Document segment -
== Segment start ==

The term "celebrity worshipper" is essentially McCutcheon et al.'s official and rather derogatory label for fans of celebrities in general, whereby they refer indiscriminately to anybody, who has in some form an interest in a particular celebrity or celebrity culture in general. Whether an individual likes the artistic performances of a certain musician, band, actor or athlete in private or whether the individual is an enthusiastic follower of celebrity culture or whether the individual is indeed a stalker makes no difference to McCutcheon et al.'s conceptualisation of fans (McCutcheon et al. 2002, 'Conceptualization and Measurement of Celebrity Worship', British Journal of Psychology, 93 (1), 67-87). In McCutcheon et al.'s (2002, 2003, 2006) view, they are all the same. In short, their description of celebrity worshippers applies to everyone, who claims to be a fan of a certain celebrity (like most teenagers, but also adults do), who buys/reads celebrity gossip magazines (given the global sales figures, a lot of people!) and/or autobiographies (dito) and who enjoys cultural products such as music, films, theatre, sports events, books, etc. because of the respective musicians, actors, athletes, authors, etc.

Moreover, McCutcheon et al. argue - based on the supposed findings of their studies (Their own data actually contradicts the findings.) - that celebrity worshippers are 'mentally different' (aka abnormal) from so-called 'normal' people (Though they never clearly define what they consider to be 'normal' in the first place), because they are of lesser intelligence, 'cognitively inflexible' (=> stupid), dull, gullible and lack imagination (i.e. McCutcheon et al. 2003, 'A Cognitive Profile of Individuals Who Tend to Worship Celebrities', Journal of Psychology, 137 (4), 309-322). Indeed, McCutcheon et al. sought to prove in their Journal of Psychology article that fans of celebrities display a general deficit in their '(verbal) creativity, crystallized intelligence, critical thinking, spatial ability, arithmetic skills and need for cognition' (=> problem solving), which in their opinion makes fans inherently prone to worshipping celebrities. McCutcheon et al. proposed therefore that "celebrity worshipping" would constitute a mental illness that may even be genetic (Maltby et al. 2004, 'Personality and Coping: A Context for Examining Celebrity Worship and Mental Health', British Journal of Psychology, 95, 411-428).

== Segment end ==

Study material -

== Segment start ==

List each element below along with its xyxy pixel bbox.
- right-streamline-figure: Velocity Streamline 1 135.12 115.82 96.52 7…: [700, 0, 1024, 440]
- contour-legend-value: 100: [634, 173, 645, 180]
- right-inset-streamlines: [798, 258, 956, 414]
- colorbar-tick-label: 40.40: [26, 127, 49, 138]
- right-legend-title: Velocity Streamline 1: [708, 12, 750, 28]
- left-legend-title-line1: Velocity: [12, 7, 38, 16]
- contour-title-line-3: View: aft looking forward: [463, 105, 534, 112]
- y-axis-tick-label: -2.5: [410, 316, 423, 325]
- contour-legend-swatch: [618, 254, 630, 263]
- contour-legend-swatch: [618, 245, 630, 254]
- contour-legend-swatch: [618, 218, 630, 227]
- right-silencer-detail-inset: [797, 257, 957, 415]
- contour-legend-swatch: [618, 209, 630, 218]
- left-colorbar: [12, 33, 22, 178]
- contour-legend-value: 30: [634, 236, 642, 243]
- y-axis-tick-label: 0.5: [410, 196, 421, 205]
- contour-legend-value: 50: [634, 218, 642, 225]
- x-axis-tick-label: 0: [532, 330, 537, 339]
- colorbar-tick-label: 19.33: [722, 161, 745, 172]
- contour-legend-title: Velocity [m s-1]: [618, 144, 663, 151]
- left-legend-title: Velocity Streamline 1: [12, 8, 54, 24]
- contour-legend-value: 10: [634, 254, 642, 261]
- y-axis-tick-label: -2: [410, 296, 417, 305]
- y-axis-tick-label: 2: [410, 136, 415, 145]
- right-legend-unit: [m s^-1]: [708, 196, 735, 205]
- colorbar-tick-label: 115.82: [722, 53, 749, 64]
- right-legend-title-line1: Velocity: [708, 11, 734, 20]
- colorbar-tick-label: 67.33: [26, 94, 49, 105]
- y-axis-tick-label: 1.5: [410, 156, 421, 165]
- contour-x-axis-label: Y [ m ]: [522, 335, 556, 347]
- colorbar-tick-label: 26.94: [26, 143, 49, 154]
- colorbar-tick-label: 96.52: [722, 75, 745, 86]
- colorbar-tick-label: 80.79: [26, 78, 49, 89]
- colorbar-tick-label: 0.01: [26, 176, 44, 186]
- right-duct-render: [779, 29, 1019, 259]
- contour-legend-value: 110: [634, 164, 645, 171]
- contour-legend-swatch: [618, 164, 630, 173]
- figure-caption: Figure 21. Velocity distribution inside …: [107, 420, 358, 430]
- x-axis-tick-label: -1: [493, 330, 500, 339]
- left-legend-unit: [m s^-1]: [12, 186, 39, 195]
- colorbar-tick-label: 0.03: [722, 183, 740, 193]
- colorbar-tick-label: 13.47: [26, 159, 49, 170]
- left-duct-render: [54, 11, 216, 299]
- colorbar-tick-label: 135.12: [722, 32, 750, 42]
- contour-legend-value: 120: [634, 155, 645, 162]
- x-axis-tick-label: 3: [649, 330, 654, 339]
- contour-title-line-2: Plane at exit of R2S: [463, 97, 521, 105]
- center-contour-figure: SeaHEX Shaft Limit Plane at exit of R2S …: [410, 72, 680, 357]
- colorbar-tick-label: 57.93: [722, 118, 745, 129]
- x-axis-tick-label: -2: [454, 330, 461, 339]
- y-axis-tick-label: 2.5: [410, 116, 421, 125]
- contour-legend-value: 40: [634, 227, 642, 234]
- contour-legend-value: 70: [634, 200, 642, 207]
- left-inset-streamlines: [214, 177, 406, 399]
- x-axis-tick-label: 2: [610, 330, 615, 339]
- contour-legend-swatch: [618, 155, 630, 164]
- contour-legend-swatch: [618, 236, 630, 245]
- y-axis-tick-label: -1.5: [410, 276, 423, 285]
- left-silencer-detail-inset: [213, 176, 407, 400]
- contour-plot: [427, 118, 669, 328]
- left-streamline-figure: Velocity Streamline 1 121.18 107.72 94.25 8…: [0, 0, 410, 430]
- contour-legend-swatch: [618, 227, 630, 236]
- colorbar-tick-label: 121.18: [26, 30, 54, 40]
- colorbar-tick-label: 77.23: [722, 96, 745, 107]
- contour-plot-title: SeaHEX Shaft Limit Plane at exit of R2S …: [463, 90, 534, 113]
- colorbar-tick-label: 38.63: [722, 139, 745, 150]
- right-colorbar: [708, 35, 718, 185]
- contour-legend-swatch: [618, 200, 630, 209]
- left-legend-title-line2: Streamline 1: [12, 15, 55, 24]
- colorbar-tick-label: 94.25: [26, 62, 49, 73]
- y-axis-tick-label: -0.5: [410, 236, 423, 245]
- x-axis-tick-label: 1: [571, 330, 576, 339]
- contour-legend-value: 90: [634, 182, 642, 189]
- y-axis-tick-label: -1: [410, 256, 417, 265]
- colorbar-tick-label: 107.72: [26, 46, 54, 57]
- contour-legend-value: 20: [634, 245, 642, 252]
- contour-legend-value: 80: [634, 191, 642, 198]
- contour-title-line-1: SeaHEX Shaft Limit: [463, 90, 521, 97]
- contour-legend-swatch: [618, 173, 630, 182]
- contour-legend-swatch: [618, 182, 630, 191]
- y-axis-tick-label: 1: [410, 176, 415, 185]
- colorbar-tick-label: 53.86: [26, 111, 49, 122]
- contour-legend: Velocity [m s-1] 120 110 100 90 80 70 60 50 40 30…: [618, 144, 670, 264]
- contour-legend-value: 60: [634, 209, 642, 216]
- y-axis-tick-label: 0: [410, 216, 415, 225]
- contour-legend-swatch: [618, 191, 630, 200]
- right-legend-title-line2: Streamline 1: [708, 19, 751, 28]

== Segment end ==

Your tasks -
#1 In the text on celebrity worship, which journal published the 2003 McCutcheon et al. article on the cognitive profile of people who tend to worship celebrities?
#2 Please carry the text on celebrity worship forward from its final sentence.

Answers to the tasks -
#1 The Journal of Psychology.

#2
Now, the major problem with their arguments and research findings is that, despite all their claims for the supposedly strong evidence in their research data, not a single finding in any of their studies is actually supported by their own statistical data published in the articles. Quite the opposite is the case. In fact, the interpretation errors and the flawed research design, on which they are based, are so bluntly obvious that anyone with a basic knowledge of statistical analysis (that every quantitative-oriented academic researcher should normally have) could spot them quite easily. For example, the Journal of Psychology article alone contains no less than 28 major flaws/errors with regard to methodology, data analysis and interpretation; each of them serious enough to question the rigour and findings of the entire study. The other articles published in British Journal of Psychology, North American Journal of Psychology, etc., unfortunately, aren't of any better quality either (which somehow questions the academic rigour and methodological competence of the respective reviewers and editors that passed the articles).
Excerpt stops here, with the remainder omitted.